__Exercise inputs__:

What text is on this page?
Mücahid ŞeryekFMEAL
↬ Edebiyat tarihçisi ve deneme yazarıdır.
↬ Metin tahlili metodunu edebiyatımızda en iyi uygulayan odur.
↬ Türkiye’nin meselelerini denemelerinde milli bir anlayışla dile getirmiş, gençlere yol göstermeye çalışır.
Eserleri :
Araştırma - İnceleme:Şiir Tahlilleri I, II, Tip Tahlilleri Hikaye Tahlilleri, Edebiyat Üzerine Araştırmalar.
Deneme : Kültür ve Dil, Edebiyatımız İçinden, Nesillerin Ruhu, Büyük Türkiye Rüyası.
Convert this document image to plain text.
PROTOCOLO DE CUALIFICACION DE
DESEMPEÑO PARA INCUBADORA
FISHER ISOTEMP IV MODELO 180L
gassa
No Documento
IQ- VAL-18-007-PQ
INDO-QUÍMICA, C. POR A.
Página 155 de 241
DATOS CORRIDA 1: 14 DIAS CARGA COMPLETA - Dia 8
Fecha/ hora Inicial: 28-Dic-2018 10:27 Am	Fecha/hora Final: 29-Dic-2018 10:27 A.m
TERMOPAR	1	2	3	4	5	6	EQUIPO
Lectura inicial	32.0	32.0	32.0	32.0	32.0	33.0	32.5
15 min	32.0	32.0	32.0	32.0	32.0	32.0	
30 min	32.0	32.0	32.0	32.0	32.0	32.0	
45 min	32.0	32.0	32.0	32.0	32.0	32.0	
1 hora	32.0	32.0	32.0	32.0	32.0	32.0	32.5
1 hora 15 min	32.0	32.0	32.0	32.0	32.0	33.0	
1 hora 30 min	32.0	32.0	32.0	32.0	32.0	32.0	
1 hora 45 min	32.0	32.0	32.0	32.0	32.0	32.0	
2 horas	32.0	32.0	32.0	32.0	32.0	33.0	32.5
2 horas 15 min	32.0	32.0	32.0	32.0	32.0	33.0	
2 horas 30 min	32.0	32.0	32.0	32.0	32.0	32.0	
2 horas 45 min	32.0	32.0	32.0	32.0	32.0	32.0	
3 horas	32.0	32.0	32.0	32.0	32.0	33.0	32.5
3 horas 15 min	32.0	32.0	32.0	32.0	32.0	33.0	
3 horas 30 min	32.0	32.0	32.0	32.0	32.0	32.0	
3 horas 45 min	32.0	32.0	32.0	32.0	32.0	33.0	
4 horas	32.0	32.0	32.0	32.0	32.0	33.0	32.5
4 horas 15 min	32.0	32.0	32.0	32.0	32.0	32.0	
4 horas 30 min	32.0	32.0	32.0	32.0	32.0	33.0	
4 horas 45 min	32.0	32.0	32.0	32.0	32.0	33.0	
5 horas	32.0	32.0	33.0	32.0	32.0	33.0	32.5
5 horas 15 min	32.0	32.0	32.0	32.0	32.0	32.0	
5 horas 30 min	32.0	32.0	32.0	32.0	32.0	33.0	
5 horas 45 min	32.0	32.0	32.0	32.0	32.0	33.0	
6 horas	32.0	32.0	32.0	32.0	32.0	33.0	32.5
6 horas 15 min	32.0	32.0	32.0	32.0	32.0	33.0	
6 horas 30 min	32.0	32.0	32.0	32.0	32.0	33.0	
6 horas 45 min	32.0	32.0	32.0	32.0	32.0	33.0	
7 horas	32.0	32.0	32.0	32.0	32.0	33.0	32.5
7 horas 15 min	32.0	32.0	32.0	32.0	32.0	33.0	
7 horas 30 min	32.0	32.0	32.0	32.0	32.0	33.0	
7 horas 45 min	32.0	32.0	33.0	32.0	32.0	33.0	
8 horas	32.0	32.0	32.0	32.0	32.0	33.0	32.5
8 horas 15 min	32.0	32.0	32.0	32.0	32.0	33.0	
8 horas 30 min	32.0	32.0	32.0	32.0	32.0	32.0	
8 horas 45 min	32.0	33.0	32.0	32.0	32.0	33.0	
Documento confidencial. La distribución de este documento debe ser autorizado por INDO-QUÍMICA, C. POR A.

__Stated task__: Among the lines of the material above, how many include the string "Türkiye"? Report only that number.

__Exercise output__: 2